### [Given problem]
Copy the lines below as they are; omit the images they contain.

### [Excerpted data]
-- begin --
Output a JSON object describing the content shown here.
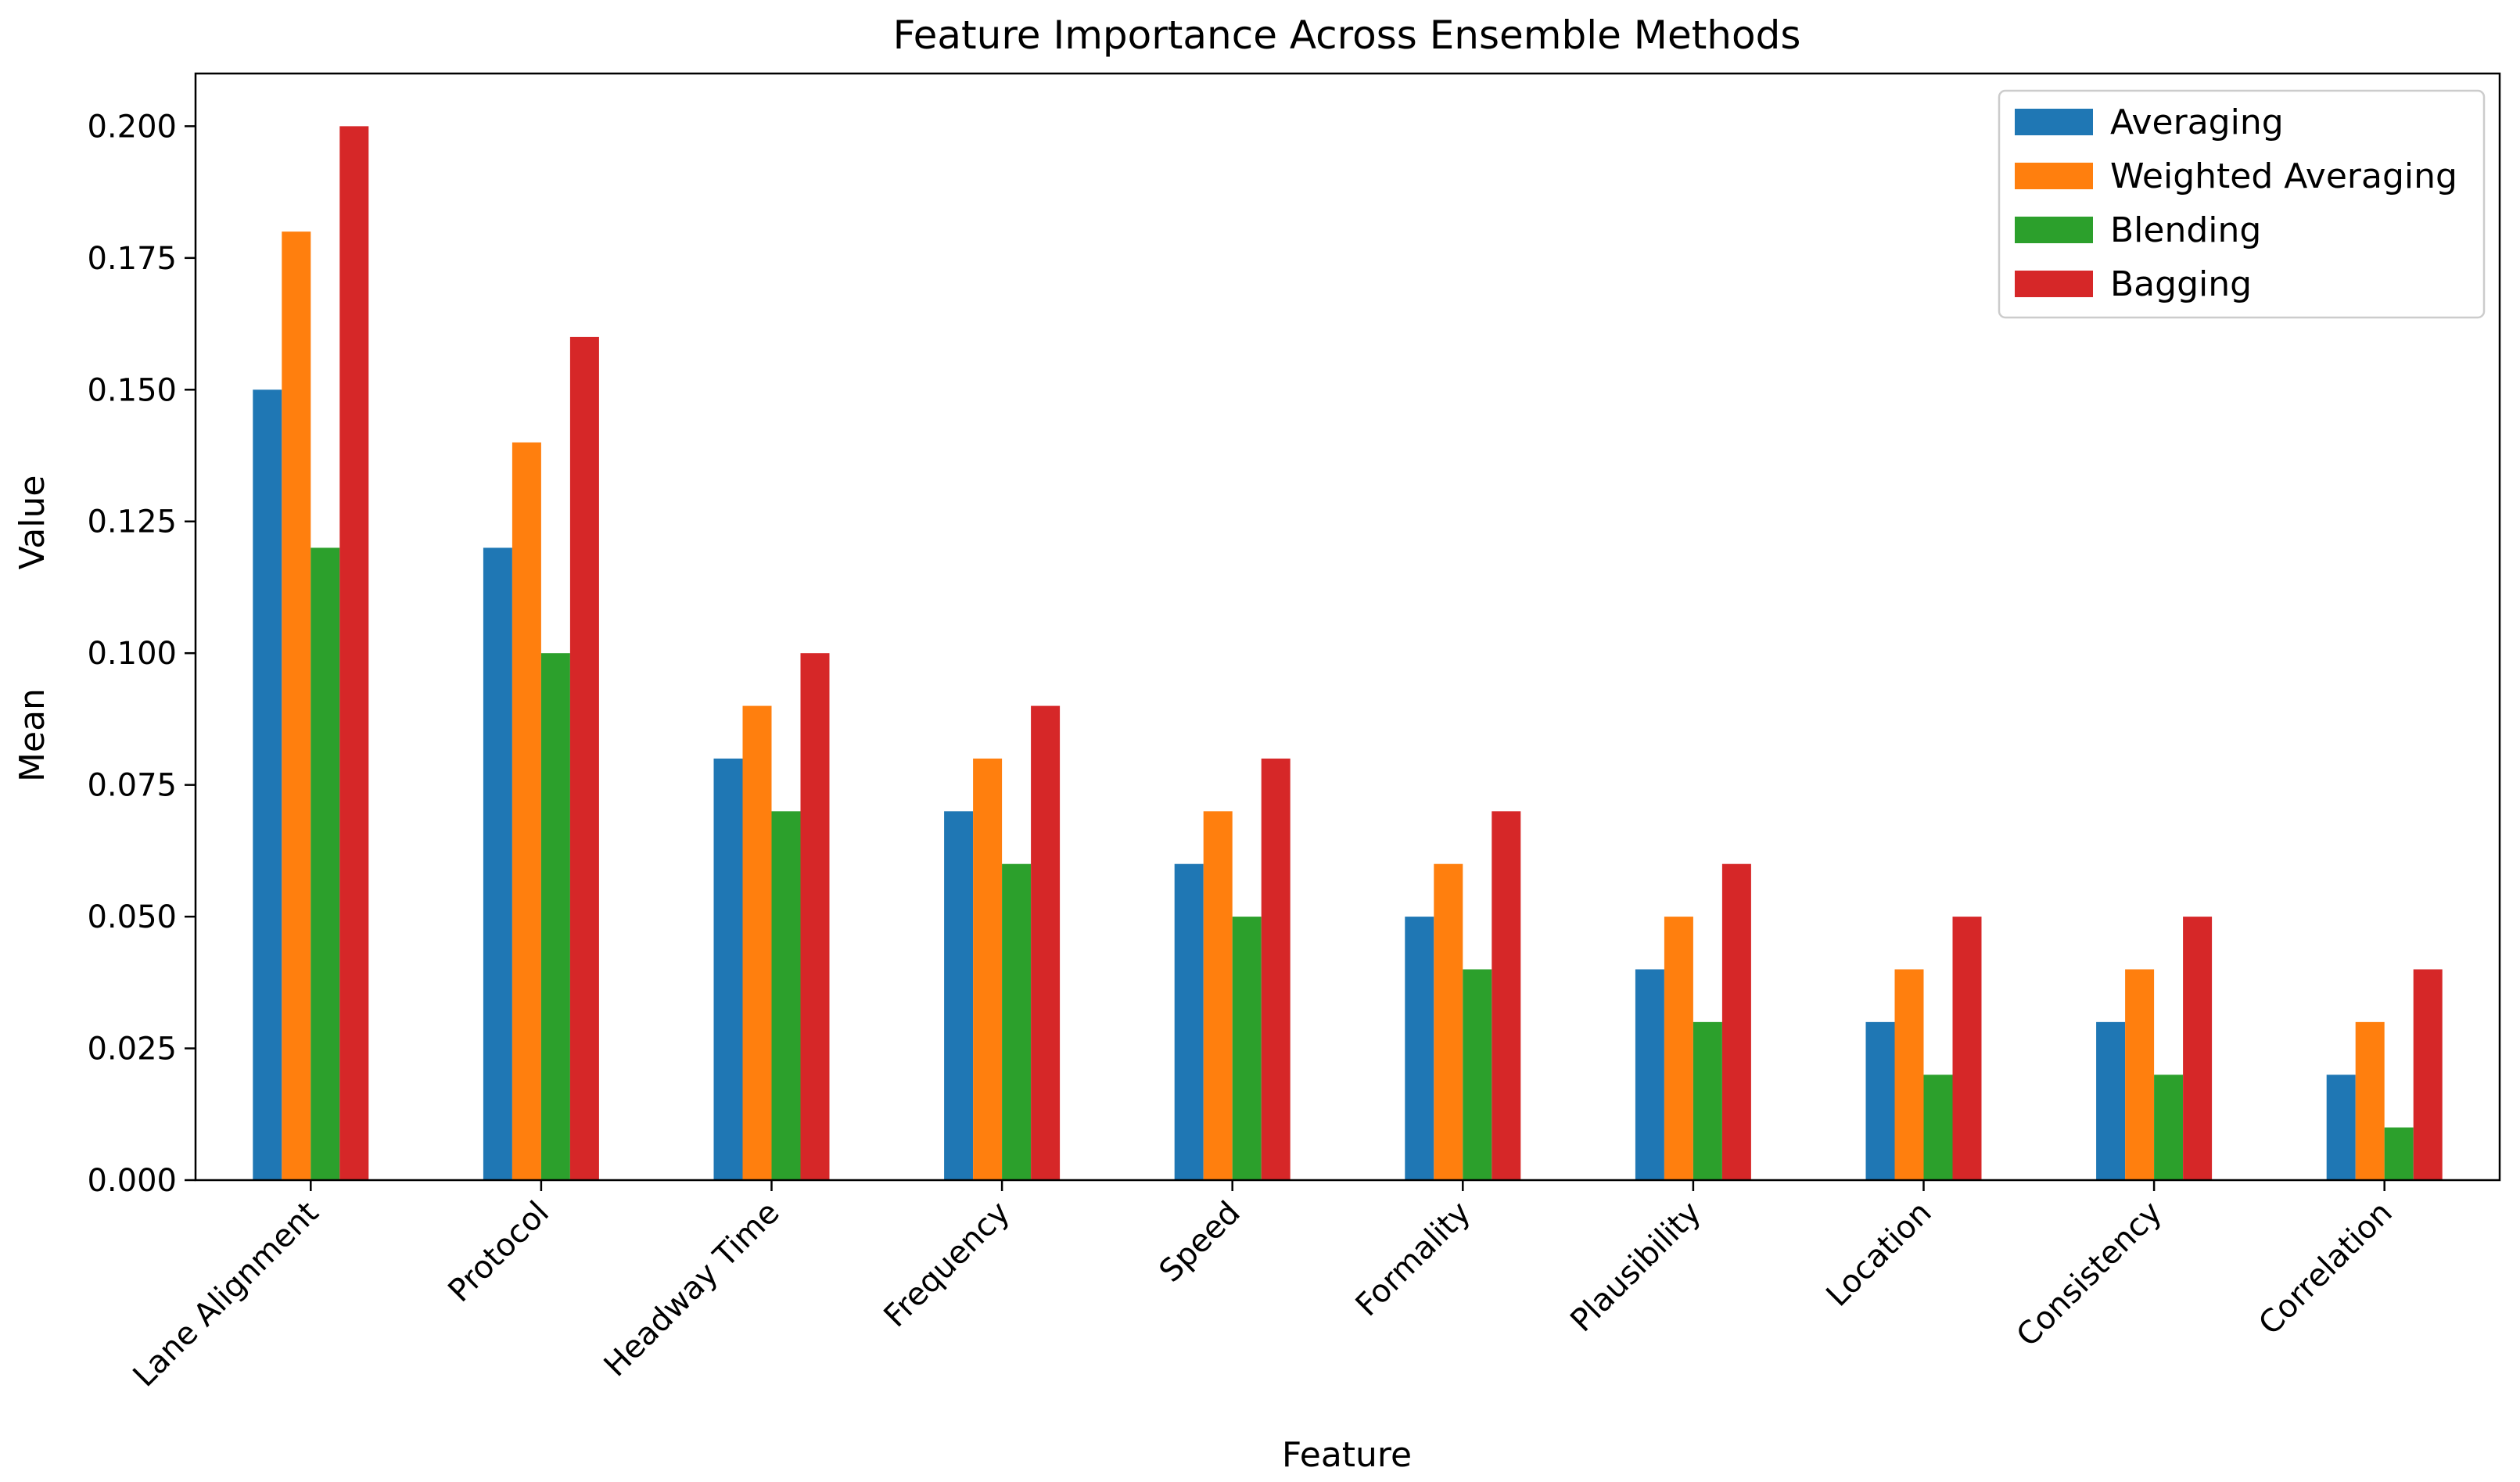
{
  "chart_data": {
    "type": "bar",
    "title": "Feature Importance Across Ensemble Methods",
    "xlabel": "Feature",
    "ylabel_lines": [
      "Mean",
      "Value"
    ],
    "categories": [
      "Lane Alignment",
      "Protocol",
      "Headway Time",
      "Frequency",
      "Speed",
      "Formality",
      "Plausibility",
      "Location",
      "Consistency",
      "Correlation"
    ],
    "series": [
      {
        "name": "Averaging",
        "color": "#1f77b4",
        "values": [
          0.15,
          0.12,
          0.08,
          0.07,
          0.06,
          0.05,
          0.04,
          0.03,
          0.03,
          0.02
        ]
      },
      {
        "name": "Weighted Averaging",
        "color": "#ff7f0e",
        "values": [
          0.18,
          0.14,
          0.09,
          0.08,
          0.07,
          0.06,
          0.05,
          0.04,
          0.04,
          0.03
        ]
      },
      {
        "name": "Blending",
        "color": "#2ca02c",
        "values": [
          0.12,
          0.1,
          0.07,
          0.06,
          0.05,
          0.04,
          0.03,
          0.02,
          0.02,
          0.01
        ]
      },
      {
        "name": "Bagging",
        "color": "#d62728",
        "values": [
          0.2,
          0.16,
          0.1,
          0.09,
          0.08,
          0.07,
          0.06,
          0.05,
          0.05,
          0.04
        ]
      }
    ],
    "yticks": [
      "0.000",
      "0.025",
      "0.050",
      "0.075",
      "0.100",
      "0.125",
      "0.150",
      "0.175",
      "0.200"
    ],
    "ylim": [
      0,
      0.21
    ],
    "grid": false,
    "legend_position": "top-right"
  }
}
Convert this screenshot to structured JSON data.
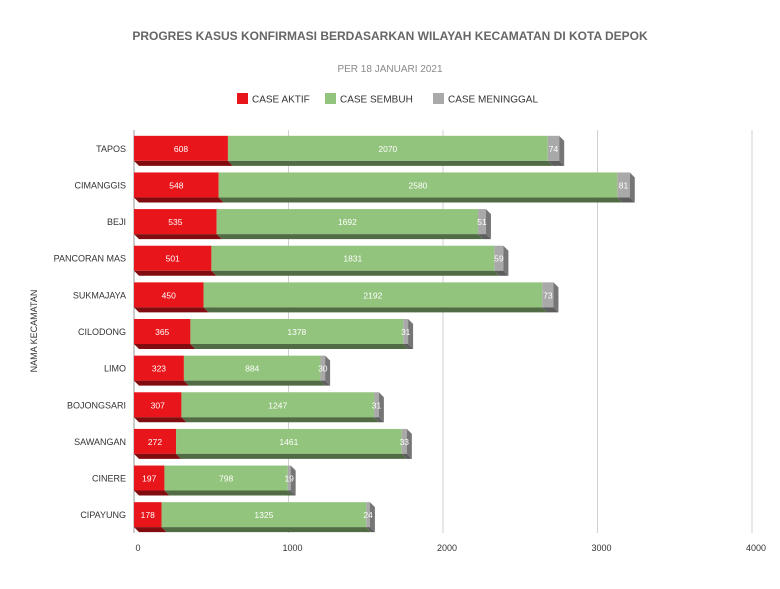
{
  "chart_data": {
    "type": "bar",
    "orientation": "horizontal",
    "stacked": true,
    "title": "PROGRES KASUS KONFIRMASI BERDASARKAN WILAYAH KECAMATAN DI KOTA DEPOK",
    "subtitle": "PER 18 JANUARI 2021",
    "ylabel": "NAMA KECAMATAN",
    "xlabel": "",
    "xlim": [
      0,
      4000
    ],
    "xticks": [
      0,
      1000,
      2000,
      3000,
      4000
    ],
    "grid": true,
    "legend_position": "top",
    "categories": [
      "TAPOS",
      "CIMANGGIS",
      "BEJI",
      "PANCORAN MAS",
      "SUKMAJAYA",
      "CILODONG",
      "LIMO",
      "BOJONGSARI",
      "SAWANGAN",
      "CINERE",
      "CIPAYUNG"
    ],
    "series": [
      {
        "name": "CASE AKTIF",
        "color": "#e8151b",
        "values": [
          608,
          548,
          535,
          501,
          450,
          365,
          323,
          307,
          272,
          197,
          178
        ]
      },
      {
        "name": "CASE SEMBUH",
        "color": "#93c47d",
        "values": [
          2070,
          2580,
          1692,
          1831,
          2192,
          1378,
          884,
          1247,
          1461,
          798,
          1325
        ]
      },
      {
        "name": "CASE MENINGGAL",
        "color": "#a9a9a9",
        "values": [
          74,
          81,
          51,
          59,
          73,
          31,
          30,
          31,
          33,
          19,
          24
        ]
      }
    ]
  }
}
-- end --
### [Exercise response]
Output a JSON object describing the content shown here.
{
  "chart_data": {
    "type": "bar",
    "title": "Feature Importance Across Ensemble Methods",
    "xlabel": "Feature",
    "ylabel_lines": [
      "Mean",
      "Value"
    ],
    "categories": [
      "Lane Alignment",
      "Protocol",
      "Headway Time",
      "Frequency",
      "Speed",
      "Formality",
      "Plausibility",
      "Location",
      "Consistency",
      "Correlation"
    ],
    "series": [
      {
        "name": "Averaging",
        "color": "#1f77b4",
        "values": [
          0.15,
          0.12,
          0.08,
          0.07,
          0.06,
          0.05,
          0.04,
          0.03,
          0.03,
          0.02
        ]
      },
      {
        "name": "Weighted Averaging",
        "color": "#ff7f0e",
        "values": [
          0.18,
          0.14,
          0.09,
          0.08,
          0.07,
          0.06,
          0.05,
          0.04,
          0.04,
          0.03
        ]
      },
      {
        "name": "Blending",
        "color": "#2ca02c",
        "values": [
          0.12,
          0.1,
          0.07,
          0.06,
          0.05,
          0.04,
          0.03,
          0.02,
          0.02,
          0.01
        ]
      },
      {
        "name": "Bagging",
        "color": "#d62728",
        "values": [
          0.2,
          0.16,
          0.1,
          0.09,
          0.08,
          0.07,
          0.06,
          0.05,
          0.05,
          0.04
        ]
      }
    ],
    "yticks": [
      "0.000",
      "0.025",
      "0.050",
      "0.075",
      "0.100",
      "0.125",
      "0.150",
      "0.175",
      "0.200"
    ],
    "ylim": [
      0,
      0.21
    ],
    "grid": false,
    "legend_position": "top-right"
  }
}
Convert this screenshot to structured JSON data.
{
  "chart_data": {
    "type": "bar",
    "orientation": "horizontal",
    "stacked": true,
    "title": "PROGRES KASUS KONFIRMASI BERDASARKAN WILAYAH KECAMATAN DI KOTA DEPOK",
    "subtitle": "PER 18 JANUARI 2021",
    "ylabel": "NAMA KECAMATAN",
    "xlabel": "",
    "xlim": [
      0,
      4000
    ],
    "xticks": [
      0,
      1000,
      2000,
      3000,
      4000
    ],
    "grid": true,
    "legend_position": "top",
    "categories": [
      "TAPOS",
      "CIMANGGIS",
      "BEJI",
      "PANCORAN MAS",
      "SUKMAJAYA",
      "CILODONG",
      "LIMO",
      "BOJONGSARI",
      "SAWANGAN",
      "CINERE",
      "CIPAYUNG"
    ],
    "series": [
      {
        "name": "CASE AKTIF",
        "color": "#e8151b",
        "values": [
          608,
          548,
          535,
          501,
          450,
          365,
          323,
          307,
          272,
          197,
          178
        ]
      },
      {
        "name": "CASE SEMBUH",
        "color": "#93c47d",
        "values": [
          2070,
          2580,
          1692,
          1831,
          2192,
          1378,
          884,
          1247,
          1461,
          798,
          1325
        ]
      },
      {
        "name": "CASE MENINGGAL",
        "color": "#a9a9a9",
        "values": [
          74,
          81,
          51,
          59,
          73,
          31,
          30,
          31,
          33,
          19,
          24
        ]
      }
    ]
  }
}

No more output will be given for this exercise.